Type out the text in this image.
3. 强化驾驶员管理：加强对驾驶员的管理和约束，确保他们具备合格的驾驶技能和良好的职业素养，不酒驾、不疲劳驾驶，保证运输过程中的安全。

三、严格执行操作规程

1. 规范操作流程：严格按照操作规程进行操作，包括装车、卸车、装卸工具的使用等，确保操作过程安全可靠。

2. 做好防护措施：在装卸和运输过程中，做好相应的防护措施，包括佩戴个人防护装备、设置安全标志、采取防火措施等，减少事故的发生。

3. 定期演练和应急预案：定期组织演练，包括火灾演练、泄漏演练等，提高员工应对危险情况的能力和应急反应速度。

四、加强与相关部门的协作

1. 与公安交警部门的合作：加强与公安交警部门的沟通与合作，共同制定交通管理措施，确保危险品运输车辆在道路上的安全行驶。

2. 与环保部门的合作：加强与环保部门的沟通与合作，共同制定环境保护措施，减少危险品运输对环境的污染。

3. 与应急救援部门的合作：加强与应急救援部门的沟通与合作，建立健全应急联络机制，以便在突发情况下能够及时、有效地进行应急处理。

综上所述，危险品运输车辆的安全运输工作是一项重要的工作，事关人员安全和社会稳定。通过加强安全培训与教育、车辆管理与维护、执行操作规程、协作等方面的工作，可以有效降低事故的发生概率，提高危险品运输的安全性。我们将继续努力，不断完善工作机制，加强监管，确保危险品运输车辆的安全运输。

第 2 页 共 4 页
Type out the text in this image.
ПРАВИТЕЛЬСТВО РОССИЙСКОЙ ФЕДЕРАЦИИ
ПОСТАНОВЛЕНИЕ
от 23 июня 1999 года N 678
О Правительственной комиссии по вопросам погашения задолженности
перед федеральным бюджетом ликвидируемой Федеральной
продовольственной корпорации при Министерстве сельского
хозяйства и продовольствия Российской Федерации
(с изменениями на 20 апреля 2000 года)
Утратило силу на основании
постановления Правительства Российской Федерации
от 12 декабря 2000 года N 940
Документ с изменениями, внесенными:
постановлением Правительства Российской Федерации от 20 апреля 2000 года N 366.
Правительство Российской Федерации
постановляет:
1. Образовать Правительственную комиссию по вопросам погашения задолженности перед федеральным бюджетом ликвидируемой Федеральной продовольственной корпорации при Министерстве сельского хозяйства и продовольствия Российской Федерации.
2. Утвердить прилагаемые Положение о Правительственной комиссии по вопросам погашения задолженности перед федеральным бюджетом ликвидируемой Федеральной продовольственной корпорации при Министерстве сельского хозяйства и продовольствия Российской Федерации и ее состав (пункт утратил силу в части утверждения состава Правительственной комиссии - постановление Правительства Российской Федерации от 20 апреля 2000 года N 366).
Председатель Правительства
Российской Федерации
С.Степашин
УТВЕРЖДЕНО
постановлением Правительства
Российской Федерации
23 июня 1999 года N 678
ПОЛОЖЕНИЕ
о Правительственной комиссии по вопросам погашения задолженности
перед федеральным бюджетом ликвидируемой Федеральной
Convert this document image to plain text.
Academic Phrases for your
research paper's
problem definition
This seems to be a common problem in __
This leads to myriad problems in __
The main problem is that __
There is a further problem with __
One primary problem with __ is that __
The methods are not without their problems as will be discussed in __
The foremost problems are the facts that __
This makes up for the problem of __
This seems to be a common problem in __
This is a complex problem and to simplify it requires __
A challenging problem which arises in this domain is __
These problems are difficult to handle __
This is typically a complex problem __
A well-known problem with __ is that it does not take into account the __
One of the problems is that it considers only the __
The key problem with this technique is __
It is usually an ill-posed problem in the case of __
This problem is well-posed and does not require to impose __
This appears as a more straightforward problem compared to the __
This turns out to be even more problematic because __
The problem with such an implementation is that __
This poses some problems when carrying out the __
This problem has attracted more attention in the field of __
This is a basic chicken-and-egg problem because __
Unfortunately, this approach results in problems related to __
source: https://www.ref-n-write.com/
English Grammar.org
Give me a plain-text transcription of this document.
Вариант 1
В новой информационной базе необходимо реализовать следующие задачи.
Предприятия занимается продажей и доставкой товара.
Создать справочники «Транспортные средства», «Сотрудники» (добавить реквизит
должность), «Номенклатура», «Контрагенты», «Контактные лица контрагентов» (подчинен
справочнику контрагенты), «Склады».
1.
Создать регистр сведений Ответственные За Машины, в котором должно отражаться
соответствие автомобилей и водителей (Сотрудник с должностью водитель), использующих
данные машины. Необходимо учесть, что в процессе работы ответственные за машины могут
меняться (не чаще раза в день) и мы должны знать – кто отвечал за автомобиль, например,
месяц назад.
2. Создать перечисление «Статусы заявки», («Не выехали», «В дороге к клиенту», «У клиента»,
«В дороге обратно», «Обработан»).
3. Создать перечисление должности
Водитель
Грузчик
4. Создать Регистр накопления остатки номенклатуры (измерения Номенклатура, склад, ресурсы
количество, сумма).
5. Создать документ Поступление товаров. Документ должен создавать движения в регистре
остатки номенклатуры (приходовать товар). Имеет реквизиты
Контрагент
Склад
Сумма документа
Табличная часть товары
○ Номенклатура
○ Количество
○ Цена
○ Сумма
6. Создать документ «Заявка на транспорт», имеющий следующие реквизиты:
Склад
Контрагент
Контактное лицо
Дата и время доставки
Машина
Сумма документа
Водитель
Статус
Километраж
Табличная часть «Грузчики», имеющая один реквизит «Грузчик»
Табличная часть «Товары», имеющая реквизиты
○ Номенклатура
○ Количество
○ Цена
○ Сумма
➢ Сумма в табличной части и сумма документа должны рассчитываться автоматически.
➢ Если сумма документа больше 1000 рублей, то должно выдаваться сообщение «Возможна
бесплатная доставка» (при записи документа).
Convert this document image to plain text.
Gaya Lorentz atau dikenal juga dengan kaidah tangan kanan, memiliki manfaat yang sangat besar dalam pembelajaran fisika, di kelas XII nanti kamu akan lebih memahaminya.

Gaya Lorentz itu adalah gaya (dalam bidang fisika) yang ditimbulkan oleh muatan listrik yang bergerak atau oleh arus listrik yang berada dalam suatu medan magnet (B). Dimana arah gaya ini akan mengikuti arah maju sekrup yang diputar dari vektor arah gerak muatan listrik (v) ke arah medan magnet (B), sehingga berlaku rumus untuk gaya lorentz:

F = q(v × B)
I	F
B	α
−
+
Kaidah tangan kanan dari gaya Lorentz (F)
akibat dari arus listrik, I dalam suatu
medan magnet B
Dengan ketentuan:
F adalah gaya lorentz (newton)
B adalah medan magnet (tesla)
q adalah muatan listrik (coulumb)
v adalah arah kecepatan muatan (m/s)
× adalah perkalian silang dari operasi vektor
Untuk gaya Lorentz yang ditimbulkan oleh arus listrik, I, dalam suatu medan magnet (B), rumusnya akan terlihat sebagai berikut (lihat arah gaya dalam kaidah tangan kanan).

******************************

YOUR GOAL: Write out the data exactly as it stands.

ANSWER TO THE EXERCISE:
Type out the text in this image.
3. 强化驾驶员管理：加强对驾驶员的管理和约束，确保他们具备合格的驾驶技能和良好的职业素养，不酒驾、不疲劳驾驶，保证运输过程中的安全。

三、严格执行操作规程

1. 规范操作流程：严格按照操作规程进行操作，包括装车、卸车、装卸工具的使用等，确保操作过程安全可靠。

2. 做好防护措施：在装卸和运输过程中，做好相应的防护措施，包括佩戴个人防护装备、设置安全标志、采取防火措施等，减少事故的发生。

3. 定期演练和应急预案：定期组织演练，包括火灾演练、泄漏演练等，提高员工应对危险情况的能力和应急反应速度。

四、加强与相关部门的协作

1. 与公安交警部门的合作：加强与公安交警部门的沟通与合作，共同制定交通管理措施，确保危险品运输车辆在道路上的安全行驶。

2. 与环保部门的合作：加强与环保部门的沟通与合作，共同制定环境保护措施，减少危险品运输对环境的污染。

3. 与应急救援部门的合作：加强与应急救援部门的沟通与合作，建立健全应急联络机制，以便在突发情况下能够及时、有效地进行应急处理。

综上所述，危险品运输车辆的安全运输工作是一项重要的工作，事关人员安全和社会稳定。通过加强安全培训与教育、车辆管理与维护、执行操作规程、协作等方面的工作，可以有效降低事故的发生概率，提高危险品运输的安全性。我们将继续努力，不断完善工作机制，加强监管，确保危险品运输车辆的安全运输。

第 2 页 共 4 页
Type out the text in this image.
ПРАВИТЕЛЬСТВО РОССИЙСКОЙ ФЕДЕРАЦИИ
ПОСТАНОВЛЕНИЕ
от 23 июня 1999 года N 678
О Правительственной комиссии по вопросам погашения задолженности
перед федеральным бюджетом ликвидируемой Федеральной
продовольственной корпорации при Министерстве сельского
хозяйства и продовольствия Российской Федерации
(с изменениями на 20 апреля 2000 года)
Утратило силу на основании
постановления Правительства Российской Федерации
от 12 декабря 2000 года N 940
Документ с изменениями, внесенными:
постановлением Правительства Российской Федерации от 20 апреля 2000 года N 366.
Правительство Российской Федерации
постановляет:
1. Образовать Правительственную комиссию по вопросам погашения задолженности перед федеральным бюджетом ликвидируемой Федеральной продовольственной корпорации при Министерстве сельского хозяйства и продовольствия Российской Федерации.
2. Утвердить прилагаемые Положение о Правительственной комиссии по вопросам погашения задолженности перед федеральным бюджетом ликвидируемой Федеральной продовольственной корпорации при Министерстве сельского хозяйства и продовольствия Российской Федерации и ее состав (пункт утратил силу в части утверждения состава Правительственной комиссии - постановление Правительства Российской Федерации от 20 апреля 2000 года N 366).
Председатель Правительства
Российской Федерации
С.Степашин
УТВЕРЖДЕНО
постановлением Правительства
Российской Федерации
23 июня 1999 года N 678
ПОЛОЖЕНИЕ
о Правительственной комиссии по вопросам погашения задолженности
перед федеральным бюджетом ликвидируемой Федеральной
Convert this document image to plain text.
Academic Phrases for your
research paper's
problem definition
This seems to be a common problem in __
This leads to myriad problems in __
The main problem is that __
There is a further problem with __
One primary problem with __ is that __
The methods are not without their problems as will be discussed in __
The foremost problems are the facts that __
This makes up for the problem of __
This seems to be a common problem in __
This is a complex problem and to simplify it requires __
A challenging problem which arises in this domain is __
These problems are difficult to handle __
This is typically a complex problem __
A well-known problem with __ is that it does not take into account the __
One of the problems is that it considers only the __
The key problem with this technique is __
It is usually an ill-posed problem in the case of __
This problem is well-posed and does not require to impose __
This appears as a more straightforward problem compared to the __
This turns out to be even more problematic because __
The problem with such an implementation is that __
This poses some problems when carrying out the __
This problem has attracted more attention in the field of __
This is a basic chicken-and-egg problem because __
Unfortunately, this approach results in problems related to __
source: https://www.ref-n-write.com/
English Grammar.org
Give me a plain-text transcription of this document.
Вариант 1
В новой информационной базе необходимо реализовать следующие задачи.
Предприятия занимается продажей и доставкой товара.
Создать справочники «Транспортные средства», «Сотрудники» (добавить реквизит
должность), «Номенклатура», «Контрагенты», «Контактные лица контрагентов» (подчинен
справочнику контрагенты), «Склады».
1.
Создать регистр сведений Ответственные За Машины, в котором должно отражаться
соответствие автомобилей и водителей (Сотрудник с должностью водитель), использующих
данные машины. Необходимо учесть, что в процессе работы ответственные за машины могут
меняться (не чаще раза в день) и мы должны знать – кто отвечал за автомобиль, например,
месяц назад.
2. Создать перечисление «Статусы заявки», («Не выехали», «В дороге к клиенту», «У клиента»,
«В дороге обратно», «Обработан»).
3. Создать перечисление должности
Водитель
Грузчик
4. Создать Регистр накопления остатки номенклатуры (измерения Номенклатура, склад, ресурсы
количество, сумма).
5. Создать документ Поступление товаров. Документ должен создавать движения в регистре
остатки номенклатуры (приходовать товар). Имеет реквизиты
Контрагент
Склад
Сумма документа
Табличная часть товары
○ Номенклатура
○ Количество
○ Цена
○ Сумма
6. Создать документ «Заявка на транспорт», имеющий следующие реквизиты:
Склад
Контрагент
Контактное лицо
Дата и время доставки
Машина
Сумма документа
Водитель
Статус
Километраж
Табличная часть «Грузчики», имеющая один реквизит «Грузчик»
Табличная часть «Товары», имеющая реквизиты
○ Номенклатура
○ Количество
○ Цена
○ Сумма
➢ Сумма в табличной части и сумма документа должны рассчитываться автоматически.
➢ Если сумма документа больше 1000 рублей, то должно выдаваться сообщение «Возможна
бесплатная доставка» (при записи документа).
Convert this document image to plain text.
Gaya Lorentz atau dikenal juga dengan kaidah tangan kanan, memiliki manfaat yang sangat besar dalam pembelajaran fisika, di kelas XII nanti kamu akan lebih memahaminya.

Gaya Lorentz itu adalah gaya (dalam bidang fisika) yang ditimbulkan oleh muatan listrik yang bergerak atau oleh arus listrik yang berada dalam suatu medan magnet (B). Dimana arah gaya ini akan mengikuti arah maju sekrup yang diputar dari vektor arah gerak muatan listrik (v) ke arah medan magnet (B), sehingga berlaku rumus untuk gaya lorentz:

F = q(v × B)
I	F
B	α
−
+
Kaidah tangan kanan dari gaya Lorentz (F)
akibat dari arus listrik, I dalam suatu
medan magnet B
Dengan ketentuan:
F adalah gaya lorentz (newton)
B adalah medan magnet (tesla)
q adalah muatan listrik (coulumb)
v adalah arah kecepatan muatan (m/s)
× adalah perkalian silang dari operasi vektor
Untuk gaya Lorentz yang ditimbulkan oleh arus listrik, I, dalam suatu medan magnet (B), rumusnya akan terlihat sebagai berikut (lihat arah gaya dalam kaidah tangan kanan).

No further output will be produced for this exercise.